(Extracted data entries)
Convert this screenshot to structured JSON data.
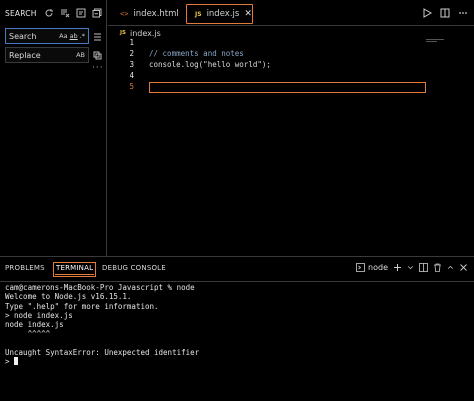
{
  "sidebar": {
    "title": "SEARCH",
    "search": {
      "value": "Search",
      "options": [
        "Aa",
        "ab",
        ".*"
      ]
    },
    "replace": {
      "value": "Replace",
      "options": [
        "AB"
      ]
    },
    "more": "···"
  },
  "tabs": [
    {
      "label": "index.html",
      "icon": "html-file-icon"
    },
    {
      "label": "index.js",
      "icon": "js-file-icon",
      "close": "✕"
    }
  ],
  "breadcrumb": {
    "icon_label": "JS",
    "file": "index.js"
  },
  "editor": {
    "lines": [
      {
        "number": "1",
        "text": ""
      },
      {
        "number": "2",
        "text": "// comments and notes"
      },
      {
        "number": "3",
        "text": "console.log(\"hello world\");"
      },
      {
        "number": "4",
        "text": ""
      },
      {
        "number": "5",
        "text": ""
      }
    ]
  },
  "panel": {
    "tabs": [
      "PROBLEMS",
      "TERMINAL",
      "DEBUG CONSOLE"
    ],
    "terminal_name": "node",
    "terminal_lines": [
      "cam@camerons-MacBook-Pro Javascript % node",
      "Welcome to Node.js v16.15.1.",
      "Type \".help\" for more information.",
      "> node index.js",
      "node index.js",
      "     ^^^^^",
      "",
      "Uncaught SyntaxError: Unexpected identifier",
      "> "
    ]
  },
  "colors": {
    "accent": "#e07b39",
    "focus": "#4a78c2",
    "js": "#e8c547"
  }
}
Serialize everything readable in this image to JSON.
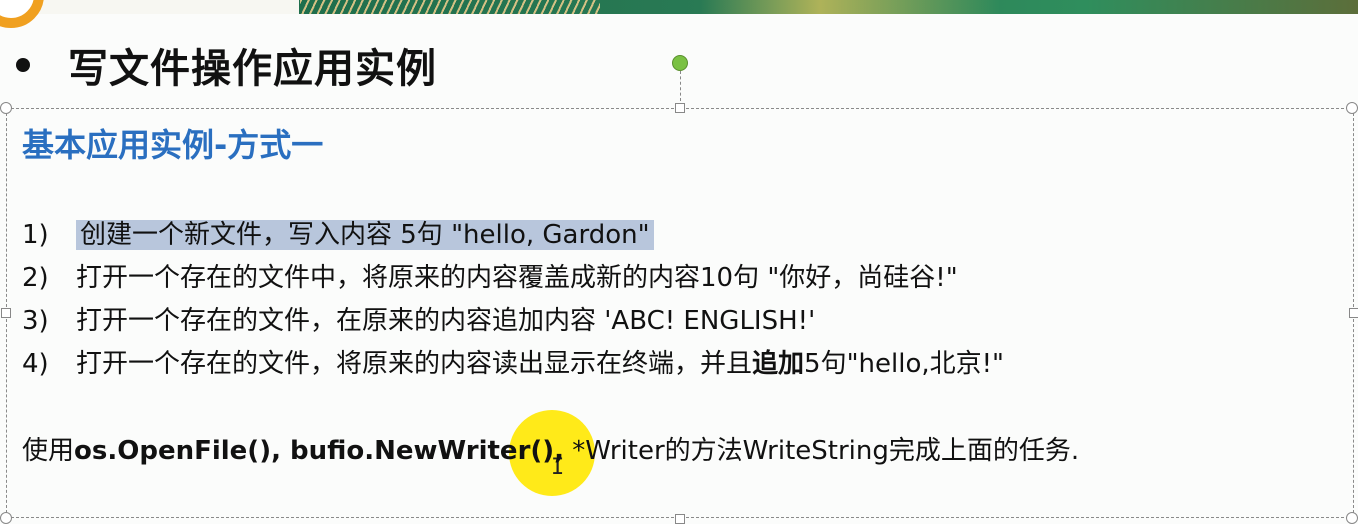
{
  "heading": "写文件操作应用实例",
  "subtitle": "基本应用实例-方式一",
  "tasks": [
    {
      "num": "1)",
      "text": "创建一个新文件，写入内容 5句 \"hello, Gardon\""
    },
    {
      "num": "2)",
      "text": "打开一个存在的文件中，将原来的内容覆盖成新的内容10句 \"你好，尚硅谷!\""
    },
    {
      "num": "3)",
      "text": "打开一个存在的文件，在原来的内容追加内容 'ABC! ENGLISH!'"
    },
    {
      "num": "4)",
      "text_before": "打开一个存在的文件，将原来的内容读出显示在终端，并且",
      "text_bold": "追加",
      "text_after": "5句\"hello,北京!\""
    }
  ],
  "footer": {
    "prefix": "使用",
    "bold_part": "os.OpenFile(), bufio.NewWriter(),",
    "suffix": " *Writer的方法WriteString完成上面的任务."
  },
  "colors": {
    "subtitle": "#2a6fc0",
    "selection_highlight": "#b8c6dc",
    "cursor_highlight": "#ffe800",
    "rotation_handle": "#7ac143"
  },
  "icons": {
    "bullet": "bullet-dot",
    "rotation_handle": "rotation-handle-icon",
    "cursor": "text-cursor-icon"
  }
}
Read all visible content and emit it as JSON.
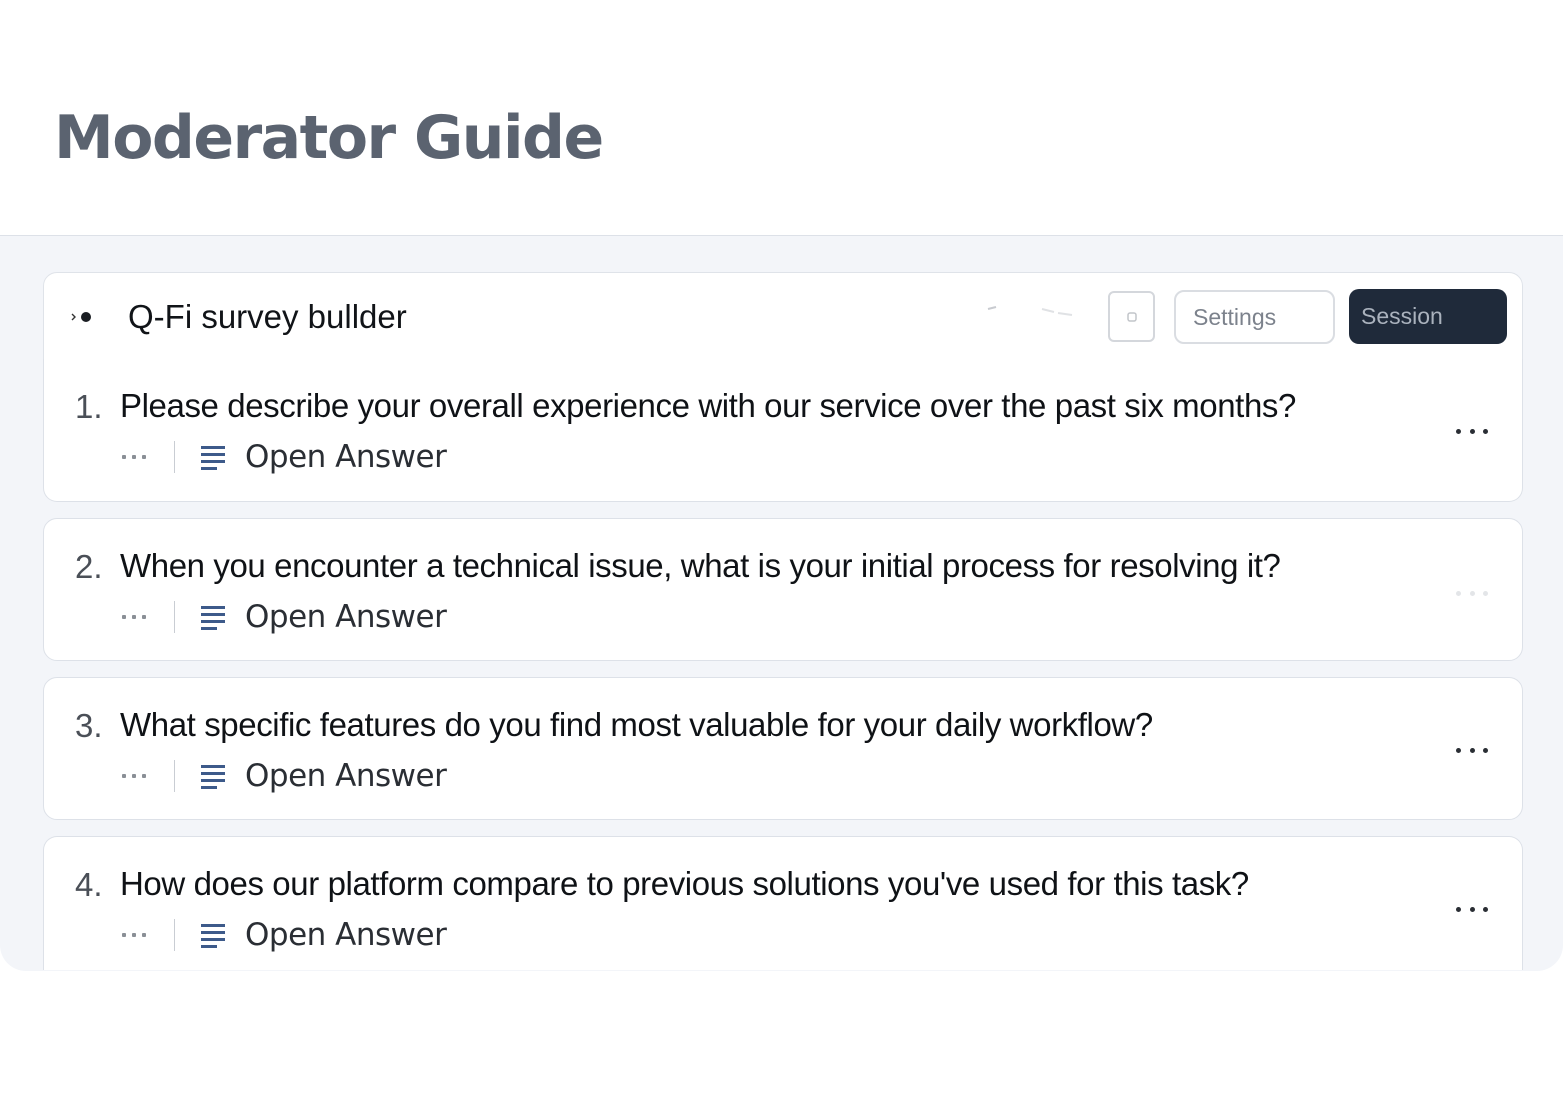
{
  "page": {
    "title": "Moderator Guide"
  },
  "builder": {
    "title": "Q-Fi survey bullder",
    "logo_icon": "logo-icon",
    "square_button_icon": "square-icon",
    "settings_label": "Settings",
    "session_label": "Session",
    "colors": {
      "session_bg": "#1f2a3a",
      "panel_bg": "#f3f5f9",
      "lines_icon": "#3d5a8a"
    }
  },
  "questions": [
    {
      "number": "1.",
      "text": "Please describe your overall experience with our service over the past six months?",
      "answer_type": "Open Answer",
      "answer_icon": "text-lines-icon",
      "more_icon": "more-dots-icon"
    },
    {
      "number": "2.",
      "text": "When you encounter a technical issue, what is your initial process for resolving it?",
      "answer_type": "Open Answer",
      "answer_icon": "text-lines-icon",
      "more_icon": "more-dots-icon"
    },
    {
      "number": "3.",
      "text": "What specific features do you find most valuable for your daily workflow?",
      "answer_type": "Open Answer",
      "answer_icon": "text-lines-icon",
      "more_icon": "more-dots-icon"
    },
    {
      "number": "4.",
      "text": "How does our platform compare to previous solutions you've used for this task?",
      "answer_type": "Open Answer",
      "answer_icon": "text-lines-icon",
      "more_icon": "more-dots-icon"
    }
  ]
}
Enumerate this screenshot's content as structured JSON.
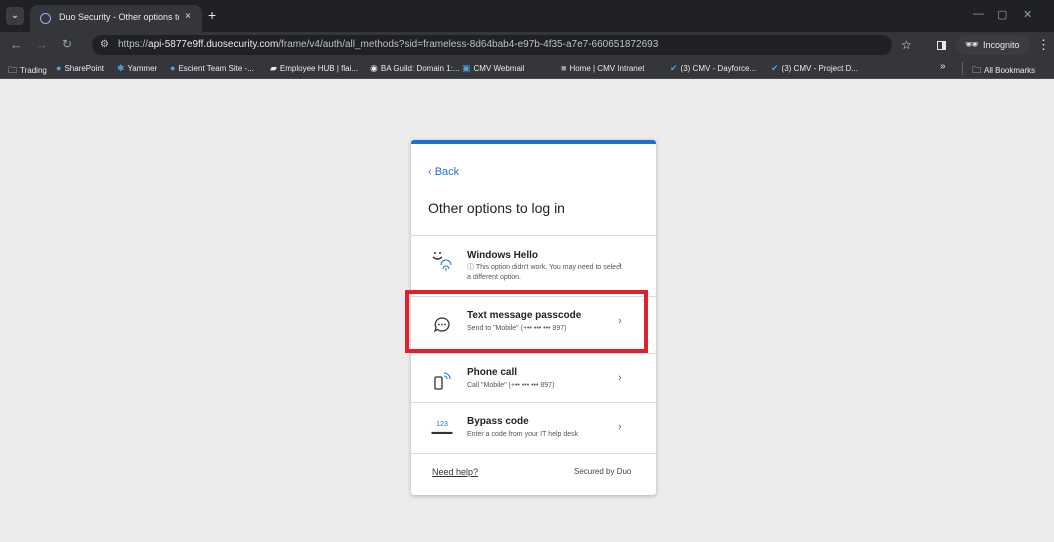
{
  "browser": {
    "tab_title": "Duo Security - Other options to",
    "tab_close": "×",
    "new_tab": "+",
    "url_prefix": "https://",
    "url_host": "api-5877e9ff.duosecurity.com",
    "url_path": "/frame/v4/auth/all_methods?sid=frameless-8d64bab4-e97b-4f35-a7e7-660651872693",
    "incognito_label": "Incognito",
    "bookmarks": [
      "Trading",
      "SharePoint",
      "Yammer",
      "Escient Team Site -...",
      "Employee HUB | flai...",
      "BA Guild: Domain 1:...",
      "CMV Webmail",
      "Home | CMV Intranet",
      "(3) CMV - Dayforce...",
      "(3) CMV - Project D..."
    ],
    "bookmarks_overflow": "»",
    "all_bookmarks": "All Bookmarks"
  },
  "card": {
    "back": "‹ Back",
    "title": "Other options to log in",
    "options": [
      {
        "title": "Windows Hello",
        "subtitle": "ⓘ This option didn't work. You may need to select a different option.",
        "icon": "windows-hello-icon"
      },
      {
        "title": "Text message passcode",
        "subtitle": "Send to \"Mobile\" (+•• ••• ••• 897)",
        "icon": "chat-bubble-icon"
      },
      {
        "title": "Phone call",
        "subtitle": "Call \"Mobile\" (+•• ••• ••• 897)",
        "icon": "phone-icon"
      },
      {
        "title": "Bypass code",
        "subtitle": "Enter a code from your IT help desk",
        "icon": "bypass-code-icon"
      }
    ],
    "bypass_glyph": "123",
    "need_help": "Need help?",
    "secured_by": "Secured by Duo"
  },
  "colors": {
    "duo_blue": "#1f6fd1",
    "highlight_red": "#e0202b",
    "chrome_dark": "#202124"
  }
}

# Stated task
Return the whole listing, word for word, and leave out every picture.

# Solution
Convert this screenshot to structured JSON data.
{
  "sidebar": {
    "title": "SEARCH",
    "search": {
      "value": "Search",
      "options": [
        "Aa",
        "ab",
        ".*"
      ]
    },
    "replace": {
      "value": "Replace",
      "options": [
        "AB"
      ]
    },
    "more": "···"
  },
  "tabs": [
    {
      "label": "index.html",
      "icon": "html-file-icon"
    },
    {
      "label": "index.js",
      "icon": "js-file-icon",
      "close": "✕"
    }
  ],
  "breadcrumb": {
    "icon_label": "JS",
    "file": "index.js"
  },
  "editor": {
    "lines": [
      {
        "number": "1",
        "text": ""
      },
      {
        "number": "2",
        "text": "// comments and notes"
      },
      {
        "number": "3",
        "text": "console.log(\"hello world\");"
      },
      {
        "number": "4",
        "text": ""
      },
      {
        "number": "5",
        "text": ""
      }
    ]
  },
  "panel": {
    "tabs": [
      "PROBLEMS",
      "TERMINAL",
      "DEBUG CONSOLE"
    ],
    "terminal_name": "node",
    "terminal_lines": [
      "cam@camerons-MacBook-Pro Javascript % node",
      "Welcome to Node.js v16.15.1.",
      "Type \".help\" for more information.",
      "> node index.js",
      "node index.js",
      "     ^^^^^",
      "",
      "Uncaught SyntaxError: Unexpected identifier",
      "> "
    ]
  },
  "colors": {
    "accent": "#e07b39",
    "focus": "#4a78c2",
    "js": "#e8c547"
  }
}
Serialize everything readable in this image to JSON.
{
  "heading": "写文件操作应用实例",
  "subtitle": "基本应用实例-方式一",
  "tasks": [
    {
      "num": "1)",
      "text": "创建一个新文件，写入内容 5句 \"hello, Gardon\""
    },
    {
      "num": "2)",
      "text": "打开一个存在的文件中，将原来的内容覆盖成新的内容10句 \"你好，尚硅谷!\""
    },
    {
      "num": "3)",
      "text": "打开一个存在的文件，在原来的内容追加内容 'ABC! ENGLISH!'"
    },
    {
      "num": "4)",
      "text_before": "打开一个存在的文件，将原来的内容读出显示在终端，并且",
      "text_bold": "追加",
      "text_after": "5句\"hello,北京!\""
    }
  ],
  "footer": {
    "prefix": "使用",
    "bold_part": "os.OpenFile(), bufio.NewWriter(),",
    "suffix": " *Writer的方法WriteString完成上面的任务."
  },
  "colors": {
    "subtitle": "#2a6fc0",
    "selection_highlight": "#b8c6dc",
    "cursor_highlight": "#ffe800",
    "rotation_handle": "#7ac143"
  },
  "icons": {
    "bullet": "bullet-dot",
    "rotation_handle": "rotation-handle-icon",
    "cursor": "text-cursor-icon"
  }
}
Read all visible content and emit it as JSON.
{
  "page": {
    "title": "Moderator Guide"
  },
  "builder": {
    "title": "Q-Fi survey bullder",
    "logo_icon": "logo-icon",
    "square_button_icon": "square-icon",
    "settings_label": "Settings",
    "session_label": "Session",
    "colors": {
      "session_bg": "#1f2a3a",
      "panel_bg": "#f3f5f9",
      "lines_icon": "#3d5a8a"
    }
  },
  "questions": [
    {
      "number": "1.",
      "text": "Please describe your overall experience with our service over the past six months?",
      "answer_type": "Open Answer",
      "answer_icon": "text-lines-icon",
      "more_icon": "more-dots-icon"
    },
    {
      "number": "2.",
      "text": "When you encounter a technical issue, what is your initial process for resolving it?",
      "answer_type": "Open Answer",
      "answer_icon": "text-lines-icon",
      "more_icon": "more-dots-icon"
    },
    {
      "number": "3.",
      "text": "What specific features do you find most valuable for your daily workflow?",
      "answer_type": "Open Answer",
      "answer_icon": "text-lines-icon",
      "more_icon": "more-dots-icon"
    },
    {
      "number": "4.",
      "text": "How does our platform compare to previous solutions you've used for this task?",
      "answer_type": "Open Answer",
      "answer_icon": "text-lines-icon",
      "more_icon": "more-dots-icon"
    }
  ]
}
Enumerate this screenshot's content as structured JSON.
{
  "browser": {
    "tab_title": "Duo Security - Other options to",
    "tab_close": "×",
    "new_tab": "+",
    "url_prefix": "https://",
    "url_host": "api-5877e9ff.duosecurity.com",
    "url_path": "/frame/v4/auth/all_methods?sid=frameless-8d64bab4-e97b-4f35-a7e7-660651872693",
    "incognito_label": "Incognito",
    "bookmarks": [
      "Trading",
      "SharePoint",
      "Yammer",
      "Escient Team Site -...",
      "Employee HUB | flai...",
      "BA Guild: Domain 1:...",
      "CMV Webmail",
      "Home | CMV Intranet",
      "(3) CMV - Dayforce...",
      "(3) CMV - Project D..."
    ],
    "bookmarks_overflow": "»",
    "all_bookmarks": "All Bookmarks"
  },
  "card": {
    "back": "‹ Back",
    "title": "Other options to log in",
    "options": [
      {
        "title": "Windows Hello",
        "subtitle": "ⓘ This option didn't work. You may need to select a different option.",
        "icon": "windows-hello-icon"
      },
      {
        "title": "Text message passcode",
        "subtitle": "Send to \"Mobile\" (+•• ••• ••• 897)",
        "icon": "chat-bubble-icon"
      },
      {
        "title": "Phone call",
        "subtitle": "Call \"Mobile\" (+•• ••• ••• 897)",
        "icon": "phone-icon"
      },
      {
        "title": "Bypass code",
        "subtitle": "Enter a code from your IT help desk",
        "icon": "bypass-code-icon"
      }
    ],
    "bypass_glyph": "123",
    "need_help": "Need help?",
    "secured_by": "Secured by Duo"
  },
  "colors": {
    "duo_blue": "#1f6fd1",
    "highlight_red": "#e0202b",
    "chrome_dark": "#202124"
  }
}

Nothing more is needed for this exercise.